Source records
★ ★ ★ ★ ★
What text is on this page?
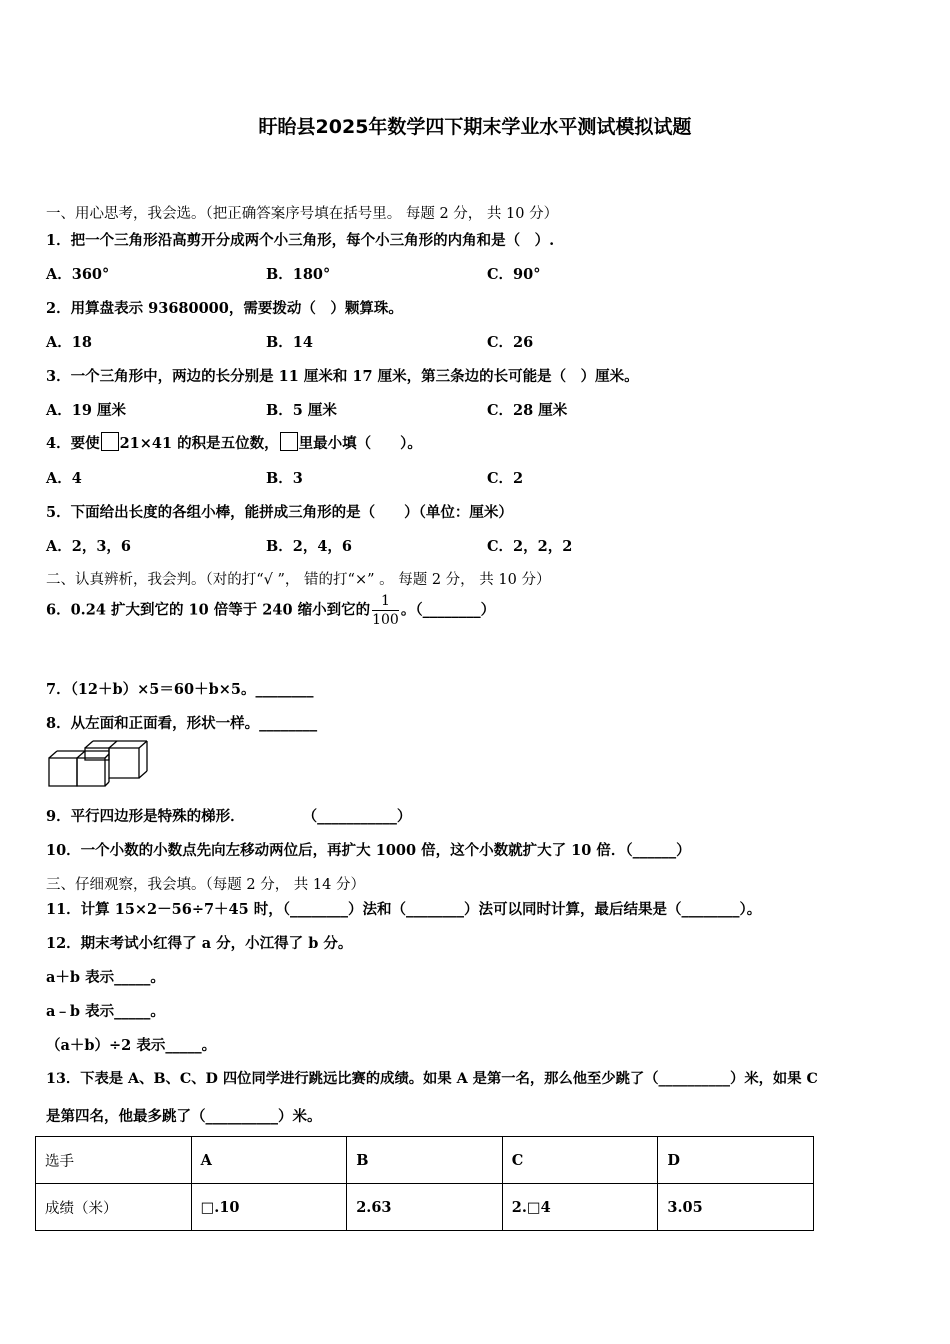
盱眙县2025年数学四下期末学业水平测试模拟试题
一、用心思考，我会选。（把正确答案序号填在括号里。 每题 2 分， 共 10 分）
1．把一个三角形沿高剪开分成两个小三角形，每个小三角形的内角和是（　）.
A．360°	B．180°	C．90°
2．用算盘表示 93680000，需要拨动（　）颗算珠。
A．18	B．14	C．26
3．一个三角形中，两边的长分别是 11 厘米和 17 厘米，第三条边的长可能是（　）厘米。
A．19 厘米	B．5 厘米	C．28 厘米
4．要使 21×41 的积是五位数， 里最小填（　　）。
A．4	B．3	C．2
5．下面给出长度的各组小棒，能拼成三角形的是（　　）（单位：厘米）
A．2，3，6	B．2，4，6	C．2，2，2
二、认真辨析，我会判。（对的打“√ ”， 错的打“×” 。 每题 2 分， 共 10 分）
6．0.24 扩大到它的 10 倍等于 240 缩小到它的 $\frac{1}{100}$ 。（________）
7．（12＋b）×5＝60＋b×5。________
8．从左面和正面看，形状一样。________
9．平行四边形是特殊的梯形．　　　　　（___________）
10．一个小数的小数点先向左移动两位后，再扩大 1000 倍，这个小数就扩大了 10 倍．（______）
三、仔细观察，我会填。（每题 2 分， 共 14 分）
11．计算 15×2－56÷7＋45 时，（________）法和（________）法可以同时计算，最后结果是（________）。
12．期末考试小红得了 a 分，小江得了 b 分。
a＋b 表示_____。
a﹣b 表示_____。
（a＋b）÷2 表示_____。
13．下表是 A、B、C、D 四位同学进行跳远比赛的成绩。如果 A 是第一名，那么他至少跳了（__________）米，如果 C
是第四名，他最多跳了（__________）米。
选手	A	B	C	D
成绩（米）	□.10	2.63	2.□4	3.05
★ ★ ★ ★ ★
▶ [Objective]: Reproduce each line word for word and drop the pictures.

▶ [Problem solution]:
What text is on this page?
盱眙县2025年数学四下期末学业水平测试模拟试题
一、用心思考，我会选。（把正确答案序号填在括号里。 每题 2 分， 共 10 分）
1．把一个三角形沿高剪开分成两个小三角形，每个小三角形的内角和是（　）.
A．360°	B．180°	C．90°
2．用算盘表示 93680000，需要拨动（　）颗算珠。
A．18	B．14	C．26
3．一个三角形中，两边的长分别是 11 厘米和 17 厘米，第三条边的长可能是（　）厘米。
A．19 厘米	B．5 厘米	C．28 厘米
4．要使 21×41 的积是五位数， 里最小填（　　）。
A．4	B．3	C．2
5．下面给出长度的各组小棒，能拼成三角形的是（　　）（单位：厘米）
A．2，3，6	B．2，4，6	C．2，2，2
二、认真辨析，我会判。（对的打“√ ”， 错的打“×” 。 每题 2 分， 共 10 分）
6．0.24 扩大到它的 10 倍等于 240 缩小到它的 $\frac{1}{100}$ 。（________）
7．（12＋b）×5＝60＋b×5。________
8．从左面和正面看，形状一样。________
9．平行四边形是特殊的梯形．　　　　　（___________）
10．一个小数的小数点先向左移动两位后，再扩大 1000 倍，这个小数就扩大了 10 倍．（______）
三、仔细观察，我会填。（每题 2 分， 共 14 分）
11．计算 15×2－56÷7＋45 时，（________）法和（________）法可以同时计算，最后结果是（________）。
12．期末考试小红得了 a 分，小江得了 b 分。
a＋b 表示_____。
a﹣b 表示_____。
（a＋b）÷2 表示_____。
13．下表是 A、B、C、D 四位同学进行跳远比赛的成绩。如果 A 是第一名，那么他至少跳了（__________）米，如果 C
是第四名，他最多跳了（__________）米。
选手	A	B	C	D
成绩（米）	□.10	2.63	2.□4	3.05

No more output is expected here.